### Problem statement
Every line of the listing that contains the word "this" is to be copied out.
○ ○ ○
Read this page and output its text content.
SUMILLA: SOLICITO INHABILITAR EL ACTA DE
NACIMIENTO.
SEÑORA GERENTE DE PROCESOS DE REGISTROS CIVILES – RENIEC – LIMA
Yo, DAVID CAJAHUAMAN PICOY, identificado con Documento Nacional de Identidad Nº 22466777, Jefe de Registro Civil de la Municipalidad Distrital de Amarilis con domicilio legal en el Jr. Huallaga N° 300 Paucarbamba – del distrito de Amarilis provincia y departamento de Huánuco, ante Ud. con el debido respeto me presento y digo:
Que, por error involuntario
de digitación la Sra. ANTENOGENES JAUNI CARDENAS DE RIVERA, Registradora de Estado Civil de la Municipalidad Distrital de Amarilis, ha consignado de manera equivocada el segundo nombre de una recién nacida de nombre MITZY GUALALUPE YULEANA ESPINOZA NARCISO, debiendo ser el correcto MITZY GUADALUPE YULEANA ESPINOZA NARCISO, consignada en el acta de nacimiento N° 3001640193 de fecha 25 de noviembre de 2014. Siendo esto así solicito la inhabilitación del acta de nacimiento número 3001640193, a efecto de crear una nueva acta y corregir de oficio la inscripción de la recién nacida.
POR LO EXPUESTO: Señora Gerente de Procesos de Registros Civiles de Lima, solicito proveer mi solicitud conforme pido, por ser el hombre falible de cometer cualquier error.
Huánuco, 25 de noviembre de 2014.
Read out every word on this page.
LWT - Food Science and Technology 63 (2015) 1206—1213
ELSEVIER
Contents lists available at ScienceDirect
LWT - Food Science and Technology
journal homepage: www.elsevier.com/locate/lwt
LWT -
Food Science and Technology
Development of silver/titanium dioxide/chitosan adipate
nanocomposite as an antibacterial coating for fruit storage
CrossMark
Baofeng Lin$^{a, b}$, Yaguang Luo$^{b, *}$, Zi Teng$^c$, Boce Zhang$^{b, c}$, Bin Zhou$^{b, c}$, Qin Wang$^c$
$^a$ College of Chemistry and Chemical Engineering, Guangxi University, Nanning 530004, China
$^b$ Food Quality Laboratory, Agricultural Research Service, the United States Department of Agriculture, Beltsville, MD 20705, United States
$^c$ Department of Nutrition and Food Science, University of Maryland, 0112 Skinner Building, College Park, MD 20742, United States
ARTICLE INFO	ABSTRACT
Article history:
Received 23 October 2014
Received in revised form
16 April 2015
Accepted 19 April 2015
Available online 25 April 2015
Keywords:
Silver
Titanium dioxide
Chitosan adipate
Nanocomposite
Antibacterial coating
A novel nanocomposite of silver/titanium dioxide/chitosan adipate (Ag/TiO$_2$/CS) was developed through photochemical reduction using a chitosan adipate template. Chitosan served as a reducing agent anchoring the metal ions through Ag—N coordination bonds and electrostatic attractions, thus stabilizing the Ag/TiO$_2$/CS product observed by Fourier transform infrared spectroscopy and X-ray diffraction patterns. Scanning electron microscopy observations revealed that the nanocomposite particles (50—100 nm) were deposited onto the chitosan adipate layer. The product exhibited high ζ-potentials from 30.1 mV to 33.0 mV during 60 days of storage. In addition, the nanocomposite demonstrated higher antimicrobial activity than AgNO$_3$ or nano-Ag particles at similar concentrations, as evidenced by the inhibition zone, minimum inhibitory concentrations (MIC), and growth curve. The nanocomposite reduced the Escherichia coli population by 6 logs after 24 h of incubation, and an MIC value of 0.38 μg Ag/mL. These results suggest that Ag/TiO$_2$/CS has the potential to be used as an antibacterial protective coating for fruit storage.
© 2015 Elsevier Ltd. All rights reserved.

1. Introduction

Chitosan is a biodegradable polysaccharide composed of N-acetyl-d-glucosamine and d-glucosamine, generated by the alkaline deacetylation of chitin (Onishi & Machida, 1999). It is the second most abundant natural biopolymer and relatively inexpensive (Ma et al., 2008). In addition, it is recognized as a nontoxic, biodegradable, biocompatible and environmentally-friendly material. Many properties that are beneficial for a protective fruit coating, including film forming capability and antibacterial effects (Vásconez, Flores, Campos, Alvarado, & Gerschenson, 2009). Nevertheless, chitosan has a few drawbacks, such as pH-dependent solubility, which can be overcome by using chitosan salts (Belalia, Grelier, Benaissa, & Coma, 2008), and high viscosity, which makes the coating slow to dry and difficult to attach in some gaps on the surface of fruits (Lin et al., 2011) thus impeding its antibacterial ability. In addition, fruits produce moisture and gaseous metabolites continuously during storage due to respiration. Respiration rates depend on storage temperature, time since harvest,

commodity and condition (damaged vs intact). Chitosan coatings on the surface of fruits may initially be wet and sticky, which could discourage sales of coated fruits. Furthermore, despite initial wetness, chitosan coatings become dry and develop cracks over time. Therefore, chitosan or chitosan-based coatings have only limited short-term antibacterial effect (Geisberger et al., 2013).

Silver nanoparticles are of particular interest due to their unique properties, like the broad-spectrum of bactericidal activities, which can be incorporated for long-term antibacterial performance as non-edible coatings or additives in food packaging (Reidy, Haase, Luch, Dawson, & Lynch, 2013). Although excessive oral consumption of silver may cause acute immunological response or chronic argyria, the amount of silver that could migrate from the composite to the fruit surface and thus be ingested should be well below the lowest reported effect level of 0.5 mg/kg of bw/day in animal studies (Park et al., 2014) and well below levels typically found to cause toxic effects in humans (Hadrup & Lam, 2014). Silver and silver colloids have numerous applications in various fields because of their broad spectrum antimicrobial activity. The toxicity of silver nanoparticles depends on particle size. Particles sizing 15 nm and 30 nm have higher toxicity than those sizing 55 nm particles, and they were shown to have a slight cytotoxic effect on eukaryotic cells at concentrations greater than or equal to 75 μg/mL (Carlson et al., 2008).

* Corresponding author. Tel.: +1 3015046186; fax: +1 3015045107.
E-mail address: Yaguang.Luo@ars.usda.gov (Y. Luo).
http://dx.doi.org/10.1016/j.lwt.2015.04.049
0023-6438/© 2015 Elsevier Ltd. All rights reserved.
○ ○ ○
### Reply to the exercise
Read this page and output its text content.
Read out every word on this page.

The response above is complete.